Problem details
Resume the passage on megasonic rinsing of wafers after its last sentence, and keep to its technical register.

======== Text extract

Megasonic energy is applied to the liquid during rinsing as soon as the transducer assembly 24 is covered. The rinse water is allowed to overflow the top of the tank for about three seconds and then the liquid is dumped to drain. That rinsing step is then repeated as necessary for a particular operation. Four rinse and dump cycles are shown on the timing diagram and have been found necessary in initial testing employing a cassette holding the wafers. In some situations such as with no cassette, as shown in FIG. 1, fewer quick dump and rinse cycles may be satisfactory. Also, a smaller tank may be utilized without a cassette, and that, in turn, would slightly reduce the cycle times.

The rinse sequence is very fast (20 seconds for each fill) inasmuch as the high flow cold DI water, a quick fill of fine manifold flush, and the spray are functioning. Thus, DI water is flowing at a rate of approximately 48 liters per minute, and a 16-liter tank is quickly filled to a level to cover the wafers in approximately 20 seconds. The actual time is dependent on water pressure which varies considerably. Much less water is used than that in conventional rinsing, since only 3-5 seconds of overflow is used as compared to other systems, wherein water flows through the system for a much longer period of time. Deionized water is sprayed on the wafers by means of spray nozzles to prevent contaminants from settling on the wafer while deionized water is being introduced from below. The spray preferably provides relatively large droplets as opposed to mist. This is important to reduce the potential of electrostatic discharge associated with high resistivity (18.2 megohm cm.sup.-1) DI water spray systems.

================
======== Extracted material

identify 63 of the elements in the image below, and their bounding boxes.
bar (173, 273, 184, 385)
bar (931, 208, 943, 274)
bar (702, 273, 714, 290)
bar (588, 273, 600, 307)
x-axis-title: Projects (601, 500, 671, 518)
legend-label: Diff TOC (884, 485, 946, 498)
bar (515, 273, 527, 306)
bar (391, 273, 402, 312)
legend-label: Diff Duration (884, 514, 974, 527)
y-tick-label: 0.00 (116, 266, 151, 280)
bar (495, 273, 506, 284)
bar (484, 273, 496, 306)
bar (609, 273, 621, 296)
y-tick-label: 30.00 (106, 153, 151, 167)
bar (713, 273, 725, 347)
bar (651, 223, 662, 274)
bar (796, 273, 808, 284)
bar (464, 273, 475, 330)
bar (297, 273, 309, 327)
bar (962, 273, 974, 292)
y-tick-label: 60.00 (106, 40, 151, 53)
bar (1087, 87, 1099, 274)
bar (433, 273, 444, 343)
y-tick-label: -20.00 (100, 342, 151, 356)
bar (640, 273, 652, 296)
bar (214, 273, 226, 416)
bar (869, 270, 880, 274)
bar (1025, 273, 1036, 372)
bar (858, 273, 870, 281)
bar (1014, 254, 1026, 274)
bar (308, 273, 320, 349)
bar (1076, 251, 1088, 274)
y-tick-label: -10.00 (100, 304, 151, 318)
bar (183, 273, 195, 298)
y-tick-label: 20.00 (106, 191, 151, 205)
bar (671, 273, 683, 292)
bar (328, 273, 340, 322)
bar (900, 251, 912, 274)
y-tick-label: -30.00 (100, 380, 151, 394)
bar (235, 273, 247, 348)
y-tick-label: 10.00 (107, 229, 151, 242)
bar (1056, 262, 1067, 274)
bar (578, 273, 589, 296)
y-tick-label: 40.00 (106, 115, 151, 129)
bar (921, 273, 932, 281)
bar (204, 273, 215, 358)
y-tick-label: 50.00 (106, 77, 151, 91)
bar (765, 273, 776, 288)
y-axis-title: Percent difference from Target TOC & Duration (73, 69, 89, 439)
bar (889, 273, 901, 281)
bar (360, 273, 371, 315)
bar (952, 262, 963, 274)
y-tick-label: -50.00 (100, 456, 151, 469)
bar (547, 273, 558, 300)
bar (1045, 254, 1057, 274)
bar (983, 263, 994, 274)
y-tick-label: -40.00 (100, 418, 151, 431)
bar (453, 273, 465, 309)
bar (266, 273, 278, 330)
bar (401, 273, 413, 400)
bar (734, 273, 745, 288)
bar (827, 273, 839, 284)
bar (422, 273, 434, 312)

================

Result of the task
During rinsing, the manifold 20 is flushed with cold DI water to eliminate traces of the chemical that were added. This is injected through line 51 of FIG. 3 and is shown on the "Manifold Flushed" line of FIG. 4.

Vc2 Cycle

At the completion of the Vc1 cycle, it is usually desirable to subject the wafers to DHF in the Vc2 cycle. Because under current environmental controls a DHF solution cannot be simply dumped directly to a conventional drain, it is most practical to filter, store and reuse the solution. This is especially true for more concentrated DHF mixtures such as 30:1 or 50:1. The wafers may be subjected to the solutions in several different ways. The wafers may be transferred from the tank 10 to an adjacent tank (not shown) containing the desired DHF solution, and then returned to the tank 10 for rinsing. This is necessary if >100 .ANG..degree. of oxide are to be removed. More concentrate DHF may be required to reduce the etch time.

However, preferably the wafers are treated in the same process tank 10. It is also desirable that the solution be applied quickly to the wafers to prevent streaking or lining. Thus, in a second approach, the wafers may be lifted from the tank 10 as the tank is filling and then quickly lowered into the tank solution. In a third approach, discussed below in connection with FIG. 6, the solution is quickly added to and drained from the tank without moving the wafers.

All deionized water low flow is interrupted for at the commencement of the Vc2 cycle, so as not to change the concentration of the solution to be added. Megasonic energy is not applied during the Vc2 cycle, as noted in the RF line of FIG. 4.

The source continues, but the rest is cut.